Exercise task
Using the listing below, select the lines with the word "image" and copy them.

Records for the exercise
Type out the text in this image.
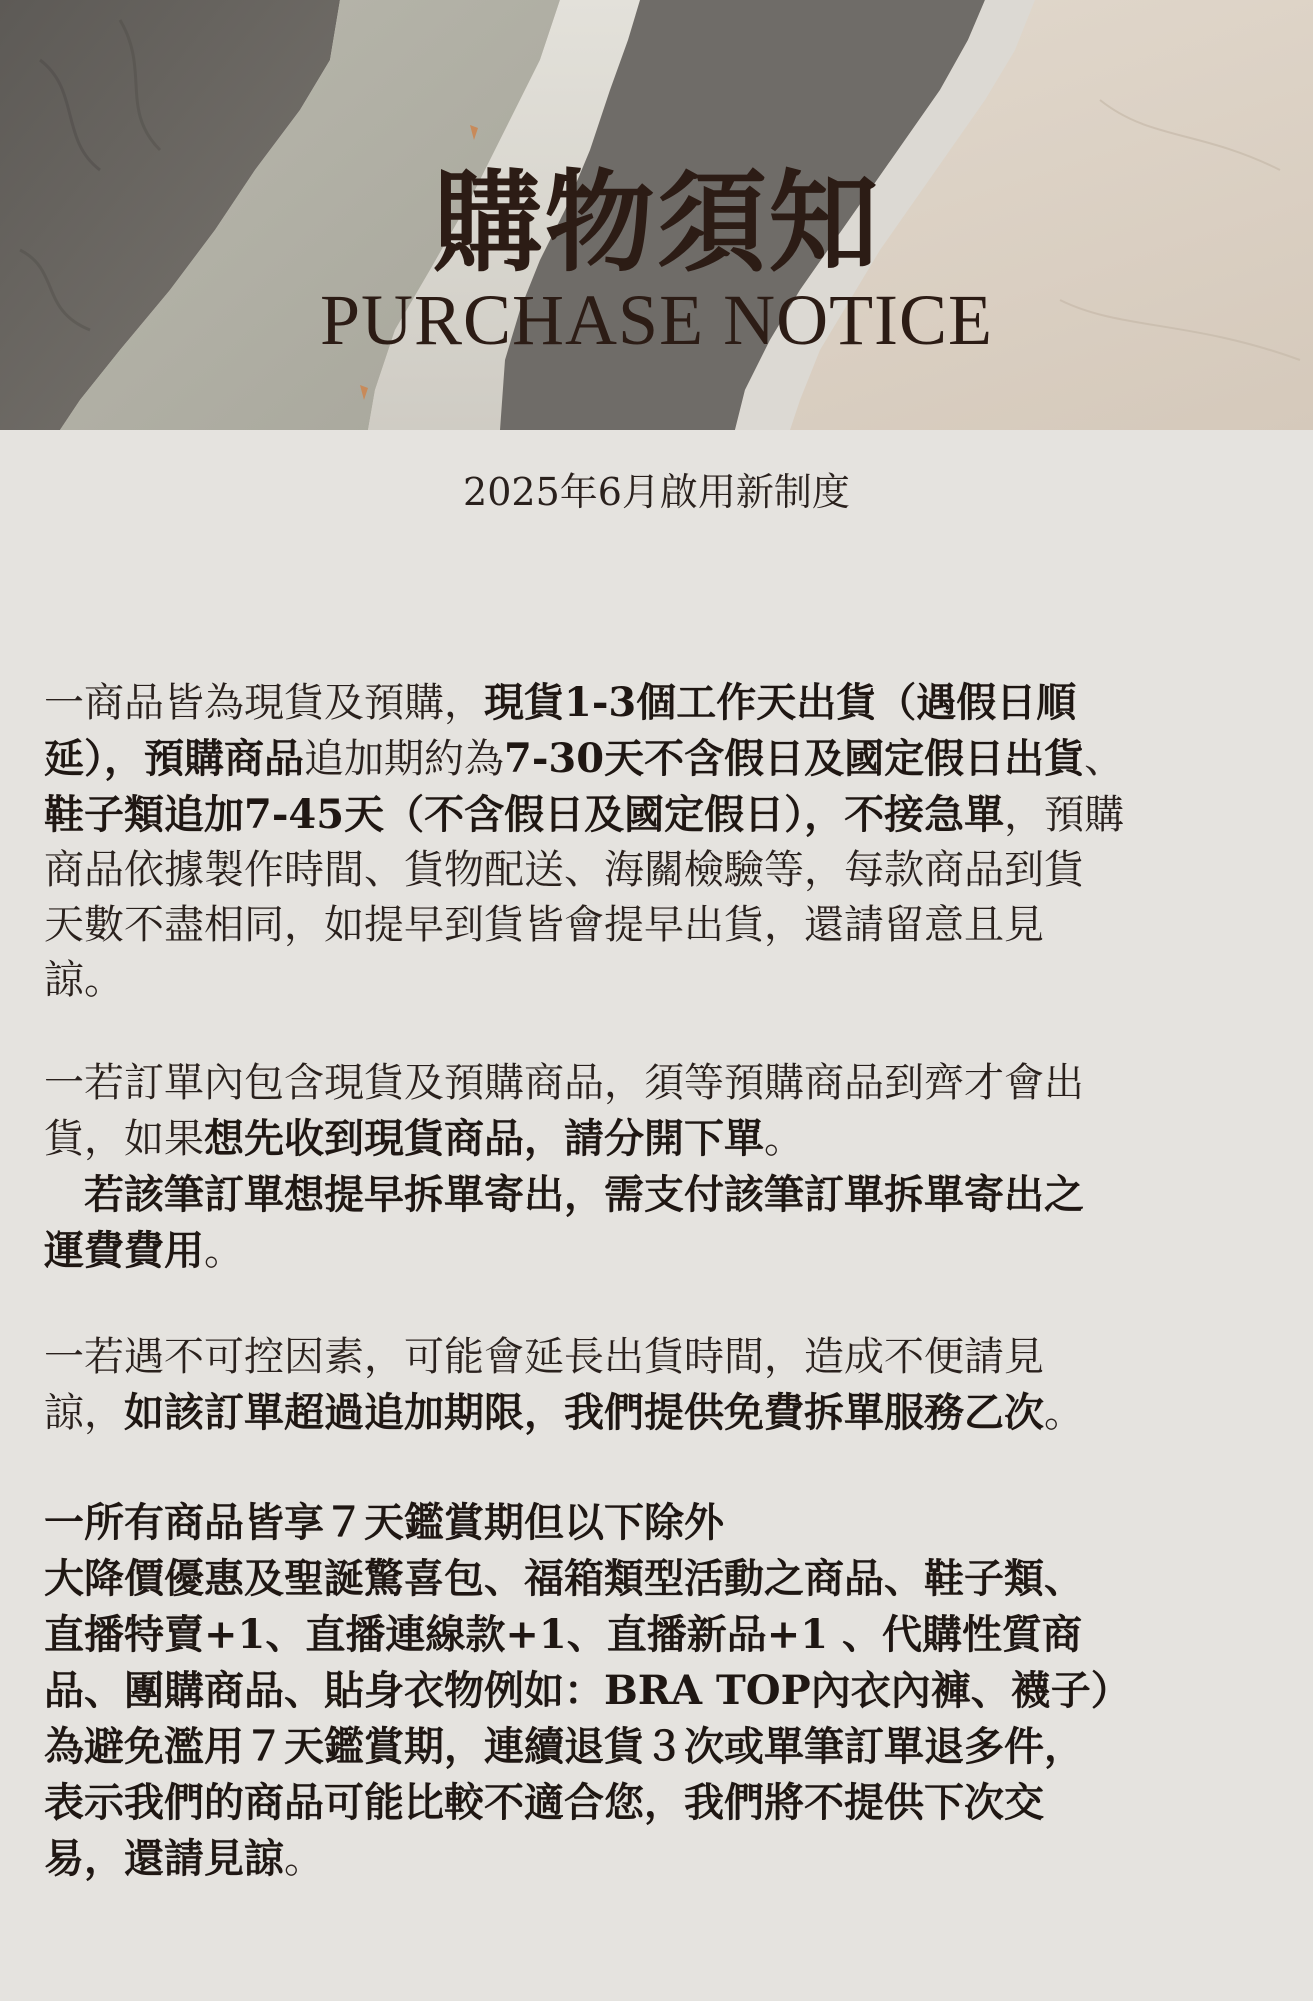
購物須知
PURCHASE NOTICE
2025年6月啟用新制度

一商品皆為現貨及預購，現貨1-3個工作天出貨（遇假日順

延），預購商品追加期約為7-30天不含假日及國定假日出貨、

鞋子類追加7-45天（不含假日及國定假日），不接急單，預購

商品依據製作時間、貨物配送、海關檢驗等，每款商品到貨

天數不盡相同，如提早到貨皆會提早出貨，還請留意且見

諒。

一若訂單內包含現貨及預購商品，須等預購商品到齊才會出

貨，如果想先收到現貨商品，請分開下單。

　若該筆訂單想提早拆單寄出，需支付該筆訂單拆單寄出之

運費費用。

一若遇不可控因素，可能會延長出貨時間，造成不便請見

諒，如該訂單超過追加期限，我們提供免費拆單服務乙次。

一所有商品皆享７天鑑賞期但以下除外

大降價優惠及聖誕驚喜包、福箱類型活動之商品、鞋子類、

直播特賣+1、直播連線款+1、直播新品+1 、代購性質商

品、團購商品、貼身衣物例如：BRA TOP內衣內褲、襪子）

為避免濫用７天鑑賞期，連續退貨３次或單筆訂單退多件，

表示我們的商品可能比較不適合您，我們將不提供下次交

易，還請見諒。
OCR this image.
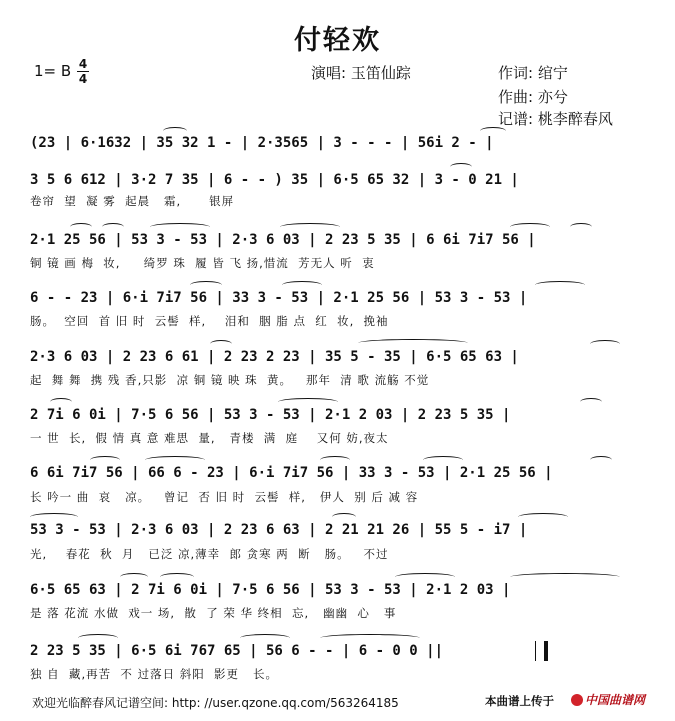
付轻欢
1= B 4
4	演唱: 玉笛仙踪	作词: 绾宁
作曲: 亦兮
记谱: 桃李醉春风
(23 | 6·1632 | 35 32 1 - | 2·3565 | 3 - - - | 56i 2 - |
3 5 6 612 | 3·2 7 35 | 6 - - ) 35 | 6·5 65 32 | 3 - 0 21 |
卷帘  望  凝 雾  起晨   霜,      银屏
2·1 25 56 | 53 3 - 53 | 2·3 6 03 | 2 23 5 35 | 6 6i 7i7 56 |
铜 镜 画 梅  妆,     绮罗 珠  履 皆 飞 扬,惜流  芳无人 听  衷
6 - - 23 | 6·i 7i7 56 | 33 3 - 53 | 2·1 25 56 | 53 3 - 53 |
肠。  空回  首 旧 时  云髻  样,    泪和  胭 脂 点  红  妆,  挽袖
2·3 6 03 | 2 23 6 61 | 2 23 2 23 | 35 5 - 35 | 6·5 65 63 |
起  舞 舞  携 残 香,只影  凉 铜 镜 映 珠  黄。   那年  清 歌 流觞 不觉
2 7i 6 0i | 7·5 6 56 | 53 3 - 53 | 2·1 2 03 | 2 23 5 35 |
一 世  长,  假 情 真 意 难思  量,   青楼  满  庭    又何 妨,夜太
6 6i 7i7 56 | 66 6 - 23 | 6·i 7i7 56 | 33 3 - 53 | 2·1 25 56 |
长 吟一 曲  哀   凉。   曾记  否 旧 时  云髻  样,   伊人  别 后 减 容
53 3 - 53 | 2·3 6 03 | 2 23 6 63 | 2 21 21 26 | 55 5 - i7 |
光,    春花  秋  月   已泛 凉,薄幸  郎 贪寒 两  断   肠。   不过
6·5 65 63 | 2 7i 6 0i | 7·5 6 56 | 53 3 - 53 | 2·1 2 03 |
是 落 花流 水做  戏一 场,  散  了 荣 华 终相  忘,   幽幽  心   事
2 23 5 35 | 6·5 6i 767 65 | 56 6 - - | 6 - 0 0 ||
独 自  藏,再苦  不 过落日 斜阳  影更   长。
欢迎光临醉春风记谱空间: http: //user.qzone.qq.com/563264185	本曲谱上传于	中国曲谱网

Finished answer
Type out the text in this image.
OCR this image.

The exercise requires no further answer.